Written task:
Copy every line of the following data that includes the string "URBAN".

(Excerpt from a dataset)
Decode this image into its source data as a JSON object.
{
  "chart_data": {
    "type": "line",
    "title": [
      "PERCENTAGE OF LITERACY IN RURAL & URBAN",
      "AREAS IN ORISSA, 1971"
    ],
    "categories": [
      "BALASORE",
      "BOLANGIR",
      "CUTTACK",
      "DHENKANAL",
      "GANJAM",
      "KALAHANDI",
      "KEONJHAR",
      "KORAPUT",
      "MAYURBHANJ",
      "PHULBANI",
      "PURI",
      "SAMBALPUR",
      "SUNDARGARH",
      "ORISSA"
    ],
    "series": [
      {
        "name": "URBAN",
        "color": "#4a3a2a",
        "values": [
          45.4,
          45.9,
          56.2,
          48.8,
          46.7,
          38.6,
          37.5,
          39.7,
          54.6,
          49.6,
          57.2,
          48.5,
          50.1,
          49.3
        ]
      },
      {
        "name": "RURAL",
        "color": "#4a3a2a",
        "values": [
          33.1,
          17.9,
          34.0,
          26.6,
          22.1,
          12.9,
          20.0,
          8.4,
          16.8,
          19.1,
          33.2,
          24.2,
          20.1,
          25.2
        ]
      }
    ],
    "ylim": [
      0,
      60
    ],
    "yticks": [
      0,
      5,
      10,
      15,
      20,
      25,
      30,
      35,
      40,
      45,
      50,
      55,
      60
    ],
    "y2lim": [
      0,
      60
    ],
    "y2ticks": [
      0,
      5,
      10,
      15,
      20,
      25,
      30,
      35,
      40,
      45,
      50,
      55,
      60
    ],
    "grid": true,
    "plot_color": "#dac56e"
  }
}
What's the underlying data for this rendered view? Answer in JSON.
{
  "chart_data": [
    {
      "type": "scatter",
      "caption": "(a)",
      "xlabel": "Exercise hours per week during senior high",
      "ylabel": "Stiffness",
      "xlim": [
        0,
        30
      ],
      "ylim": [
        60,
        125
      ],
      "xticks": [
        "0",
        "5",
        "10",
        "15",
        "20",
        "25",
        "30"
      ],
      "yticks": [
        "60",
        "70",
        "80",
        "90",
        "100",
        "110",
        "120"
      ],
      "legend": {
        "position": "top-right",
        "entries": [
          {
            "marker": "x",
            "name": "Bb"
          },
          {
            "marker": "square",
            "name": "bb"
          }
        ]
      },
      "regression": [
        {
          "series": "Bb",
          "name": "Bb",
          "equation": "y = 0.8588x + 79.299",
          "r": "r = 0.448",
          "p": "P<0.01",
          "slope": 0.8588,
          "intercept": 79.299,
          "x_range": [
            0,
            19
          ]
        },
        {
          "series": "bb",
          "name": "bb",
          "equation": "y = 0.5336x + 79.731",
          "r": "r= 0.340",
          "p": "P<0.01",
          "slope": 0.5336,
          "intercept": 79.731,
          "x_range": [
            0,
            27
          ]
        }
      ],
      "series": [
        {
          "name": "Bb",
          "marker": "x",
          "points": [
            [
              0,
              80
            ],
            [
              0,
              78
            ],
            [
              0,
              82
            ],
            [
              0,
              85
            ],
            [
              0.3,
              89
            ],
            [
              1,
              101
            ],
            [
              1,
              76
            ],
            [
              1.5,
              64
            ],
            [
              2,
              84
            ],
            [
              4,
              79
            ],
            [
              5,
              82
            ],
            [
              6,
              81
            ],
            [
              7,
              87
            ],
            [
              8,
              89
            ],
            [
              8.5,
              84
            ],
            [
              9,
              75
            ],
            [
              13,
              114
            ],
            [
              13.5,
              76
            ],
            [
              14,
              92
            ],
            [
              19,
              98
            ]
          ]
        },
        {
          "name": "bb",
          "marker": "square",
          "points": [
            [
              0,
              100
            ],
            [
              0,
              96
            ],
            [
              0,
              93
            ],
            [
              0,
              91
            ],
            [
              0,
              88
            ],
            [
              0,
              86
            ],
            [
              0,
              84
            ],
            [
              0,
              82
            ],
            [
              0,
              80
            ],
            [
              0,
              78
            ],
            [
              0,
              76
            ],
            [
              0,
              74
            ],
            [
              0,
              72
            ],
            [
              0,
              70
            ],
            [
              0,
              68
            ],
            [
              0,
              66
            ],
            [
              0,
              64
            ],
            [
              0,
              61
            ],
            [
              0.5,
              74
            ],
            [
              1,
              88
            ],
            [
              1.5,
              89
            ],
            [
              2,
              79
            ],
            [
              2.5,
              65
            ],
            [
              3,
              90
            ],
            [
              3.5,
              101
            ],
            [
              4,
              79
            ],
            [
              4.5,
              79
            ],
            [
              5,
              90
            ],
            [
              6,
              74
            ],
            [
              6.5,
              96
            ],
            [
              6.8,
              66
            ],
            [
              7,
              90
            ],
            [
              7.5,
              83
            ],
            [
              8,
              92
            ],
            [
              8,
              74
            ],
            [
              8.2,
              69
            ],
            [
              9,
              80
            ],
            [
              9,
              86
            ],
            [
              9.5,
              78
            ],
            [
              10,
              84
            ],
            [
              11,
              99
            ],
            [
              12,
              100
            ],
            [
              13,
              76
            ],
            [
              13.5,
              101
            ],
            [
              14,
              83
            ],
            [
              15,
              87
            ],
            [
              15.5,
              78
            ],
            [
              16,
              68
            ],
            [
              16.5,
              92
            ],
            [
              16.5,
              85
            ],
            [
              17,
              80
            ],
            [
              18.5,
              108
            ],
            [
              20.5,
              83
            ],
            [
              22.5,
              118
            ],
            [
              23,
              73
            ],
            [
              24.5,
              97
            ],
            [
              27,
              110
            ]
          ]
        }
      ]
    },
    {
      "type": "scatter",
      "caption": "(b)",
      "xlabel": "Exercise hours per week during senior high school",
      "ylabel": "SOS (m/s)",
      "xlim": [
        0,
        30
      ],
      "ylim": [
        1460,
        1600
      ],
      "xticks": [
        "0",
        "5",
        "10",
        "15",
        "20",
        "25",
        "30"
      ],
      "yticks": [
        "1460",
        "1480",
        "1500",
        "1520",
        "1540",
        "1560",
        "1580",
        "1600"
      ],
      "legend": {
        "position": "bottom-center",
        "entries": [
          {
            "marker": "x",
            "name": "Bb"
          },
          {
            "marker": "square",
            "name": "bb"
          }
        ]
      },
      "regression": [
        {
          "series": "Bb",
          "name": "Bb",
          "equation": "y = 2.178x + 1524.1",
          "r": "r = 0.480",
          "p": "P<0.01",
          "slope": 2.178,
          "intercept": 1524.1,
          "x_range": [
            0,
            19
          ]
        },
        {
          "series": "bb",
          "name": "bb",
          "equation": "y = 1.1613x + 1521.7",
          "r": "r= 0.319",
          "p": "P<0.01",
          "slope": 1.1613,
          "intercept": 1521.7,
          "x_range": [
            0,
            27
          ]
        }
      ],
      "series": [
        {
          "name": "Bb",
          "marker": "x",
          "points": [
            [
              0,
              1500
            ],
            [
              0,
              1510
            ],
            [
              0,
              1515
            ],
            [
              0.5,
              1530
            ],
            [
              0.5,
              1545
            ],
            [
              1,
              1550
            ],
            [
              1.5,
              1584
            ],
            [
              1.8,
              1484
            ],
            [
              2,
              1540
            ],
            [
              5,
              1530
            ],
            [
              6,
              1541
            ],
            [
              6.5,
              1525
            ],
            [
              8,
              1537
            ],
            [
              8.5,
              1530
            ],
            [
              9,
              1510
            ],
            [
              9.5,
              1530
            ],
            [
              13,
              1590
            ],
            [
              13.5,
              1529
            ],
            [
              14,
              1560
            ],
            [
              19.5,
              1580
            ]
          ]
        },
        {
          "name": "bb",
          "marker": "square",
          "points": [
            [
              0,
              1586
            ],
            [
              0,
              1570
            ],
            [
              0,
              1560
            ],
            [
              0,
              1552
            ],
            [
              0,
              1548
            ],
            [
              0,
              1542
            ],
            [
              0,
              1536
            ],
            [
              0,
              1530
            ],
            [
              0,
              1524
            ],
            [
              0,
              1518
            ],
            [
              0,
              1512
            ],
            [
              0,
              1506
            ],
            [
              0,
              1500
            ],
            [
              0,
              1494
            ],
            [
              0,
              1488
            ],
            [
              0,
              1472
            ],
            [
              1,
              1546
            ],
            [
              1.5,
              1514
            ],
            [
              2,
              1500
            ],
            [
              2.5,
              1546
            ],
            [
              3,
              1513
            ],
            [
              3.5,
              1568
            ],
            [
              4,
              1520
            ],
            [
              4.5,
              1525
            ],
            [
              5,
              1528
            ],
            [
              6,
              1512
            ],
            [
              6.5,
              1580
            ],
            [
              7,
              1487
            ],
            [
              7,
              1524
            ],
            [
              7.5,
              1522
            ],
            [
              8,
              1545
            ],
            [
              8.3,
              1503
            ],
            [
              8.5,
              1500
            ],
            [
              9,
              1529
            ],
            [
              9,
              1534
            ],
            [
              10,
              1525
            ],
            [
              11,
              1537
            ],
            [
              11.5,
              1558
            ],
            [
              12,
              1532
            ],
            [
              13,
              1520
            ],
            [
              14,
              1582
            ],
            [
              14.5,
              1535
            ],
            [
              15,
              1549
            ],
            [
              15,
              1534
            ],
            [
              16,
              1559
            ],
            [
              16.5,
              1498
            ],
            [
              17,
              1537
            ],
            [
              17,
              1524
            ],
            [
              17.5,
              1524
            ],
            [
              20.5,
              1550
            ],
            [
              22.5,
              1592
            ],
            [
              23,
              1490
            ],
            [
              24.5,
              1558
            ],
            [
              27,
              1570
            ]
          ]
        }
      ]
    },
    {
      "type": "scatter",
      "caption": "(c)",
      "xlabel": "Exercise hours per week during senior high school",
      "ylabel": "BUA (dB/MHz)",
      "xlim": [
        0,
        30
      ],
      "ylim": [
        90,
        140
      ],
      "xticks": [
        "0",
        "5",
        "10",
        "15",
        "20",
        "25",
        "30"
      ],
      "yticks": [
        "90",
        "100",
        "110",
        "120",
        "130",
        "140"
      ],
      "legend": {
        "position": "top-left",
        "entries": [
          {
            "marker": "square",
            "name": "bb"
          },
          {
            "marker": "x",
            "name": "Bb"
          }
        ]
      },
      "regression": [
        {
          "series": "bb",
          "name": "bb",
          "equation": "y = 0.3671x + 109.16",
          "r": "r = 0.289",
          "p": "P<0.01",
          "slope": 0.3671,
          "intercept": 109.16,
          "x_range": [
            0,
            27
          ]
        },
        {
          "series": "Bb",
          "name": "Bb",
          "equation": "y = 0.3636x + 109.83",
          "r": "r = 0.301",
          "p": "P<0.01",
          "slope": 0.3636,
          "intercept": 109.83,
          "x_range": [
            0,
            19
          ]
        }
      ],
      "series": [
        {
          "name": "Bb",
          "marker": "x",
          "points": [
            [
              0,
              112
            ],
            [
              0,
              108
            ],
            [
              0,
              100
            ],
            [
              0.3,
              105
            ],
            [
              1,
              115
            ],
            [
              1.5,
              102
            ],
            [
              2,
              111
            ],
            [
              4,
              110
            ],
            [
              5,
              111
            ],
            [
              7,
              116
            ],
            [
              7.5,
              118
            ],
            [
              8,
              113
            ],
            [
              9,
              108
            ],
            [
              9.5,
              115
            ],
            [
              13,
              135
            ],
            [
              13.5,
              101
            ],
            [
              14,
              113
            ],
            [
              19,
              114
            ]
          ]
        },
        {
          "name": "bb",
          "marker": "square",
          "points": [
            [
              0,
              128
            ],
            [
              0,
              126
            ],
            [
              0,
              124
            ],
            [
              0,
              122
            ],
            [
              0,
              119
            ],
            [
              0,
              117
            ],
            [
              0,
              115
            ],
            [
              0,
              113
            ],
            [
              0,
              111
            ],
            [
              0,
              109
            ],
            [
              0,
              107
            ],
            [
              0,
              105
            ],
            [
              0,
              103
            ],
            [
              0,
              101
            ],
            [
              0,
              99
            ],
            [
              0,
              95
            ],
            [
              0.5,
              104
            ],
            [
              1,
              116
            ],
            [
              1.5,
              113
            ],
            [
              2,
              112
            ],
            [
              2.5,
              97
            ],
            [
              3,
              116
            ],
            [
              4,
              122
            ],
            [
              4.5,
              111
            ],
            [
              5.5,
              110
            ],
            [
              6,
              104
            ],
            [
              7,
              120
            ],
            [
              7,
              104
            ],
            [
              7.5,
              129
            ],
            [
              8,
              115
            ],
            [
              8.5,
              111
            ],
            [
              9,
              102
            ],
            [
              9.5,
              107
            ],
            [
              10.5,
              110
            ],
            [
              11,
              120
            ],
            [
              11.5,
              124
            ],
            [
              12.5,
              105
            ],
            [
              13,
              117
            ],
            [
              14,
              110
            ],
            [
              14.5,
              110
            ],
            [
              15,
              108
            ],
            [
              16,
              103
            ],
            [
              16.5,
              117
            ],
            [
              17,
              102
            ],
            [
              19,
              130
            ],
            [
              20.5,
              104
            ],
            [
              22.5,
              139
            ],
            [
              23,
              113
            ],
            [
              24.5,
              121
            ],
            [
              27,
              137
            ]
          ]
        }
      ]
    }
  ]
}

Answer to the task:
      "PERCENTAGE OF LITERACY IN RURAL & URBAN",
        "name": "URBAN",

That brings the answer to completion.